§ THE EXERCISE
It is required that all of the data be written out exactly.

[Saved data entries]
....

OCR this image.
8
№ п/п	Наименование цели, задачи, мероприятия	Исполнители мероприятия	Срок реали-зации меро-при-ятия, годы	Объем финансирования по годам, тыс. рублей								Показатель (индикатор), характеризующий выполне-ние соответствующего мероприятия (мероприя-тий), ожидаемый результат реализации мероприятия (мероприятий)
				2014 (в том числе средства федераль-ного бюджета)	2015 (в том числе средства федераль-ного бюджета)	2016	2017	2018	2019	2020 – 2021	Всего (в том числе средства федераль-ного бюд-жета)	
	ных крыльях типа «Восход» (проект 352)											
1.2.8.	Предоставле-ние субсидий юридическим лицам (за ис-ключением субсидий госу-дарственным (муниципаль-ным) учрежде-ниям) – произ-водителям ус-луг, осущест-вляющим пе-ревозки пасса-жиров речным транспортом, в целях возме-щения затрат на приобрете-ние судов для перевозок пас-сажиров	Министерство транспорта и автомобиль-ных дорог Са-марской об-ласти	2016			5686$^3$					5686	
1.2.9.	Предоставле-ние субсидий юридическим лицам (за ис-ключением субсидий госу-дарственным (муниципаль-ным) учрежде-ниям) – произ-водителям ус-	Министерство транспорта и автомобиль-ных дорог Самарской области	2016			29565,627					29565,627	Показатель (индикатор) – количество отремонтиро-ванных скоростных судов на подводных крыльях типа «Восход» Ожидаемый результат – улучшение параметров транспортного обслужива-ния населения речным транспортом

....

§ RESPONSE TO THIS TASK
OCR this image.
8
№ п/п	Наименование цели, задачи, мероприятия	Исполнители мероприятия	Срок реали-зации меро-при-ятия, годы	Объем финансирования по годам, тыс. рублей								Показатель (индикатор), характеризующий выполне-ние соответствующего мероприятия (мероприя-тий), ожидаемый результат реализации мероприятия (мероприятий)
				2014 (в том числе средства федераль-ного бюджета)	2015 (в том числе средства федераль-ного бюджета)	2016	2017	2018	2019	2020 – 2021	Всего (в том числе средства федераль-ного бюд-жета)	
	ных крыльях типа «Восход» (проект 352)											
1.2.8.	Предоставле-ние субсидий юридическим лицам (за ис-ключением субсидий госу-дарственным (муниципаль-ным) учрежде-ниям) – произ-водителям ус-луг, осущест-вляющим пе-ревозки пасса-жиров речным транспортом, в целях возме-щения затрат на приобрете-ние судов для перевозок пас-сажиров	Министерство транспорта и автомобиль-ных дорог Са-марской об-ласти	2016			5686$^3$					5686	
1.2.9.	Предоставле-ние субсидий юридическим лицам (за ис-ключением субсидий госу-дарственным (муниципаль-ным) учрежде-ниям) – произ-водителям ус-	Министерство транспорта и автомобиль-ных дорог Самарской области	2016			29565,627					29565,627	Показатель (индикатор) – количество отремонтиро-ванных скоростных судов на подводных крыльях типа «Восход» Ожидаемый результат – улучшение параметров транспортного обслужива-ния населения речным транспортом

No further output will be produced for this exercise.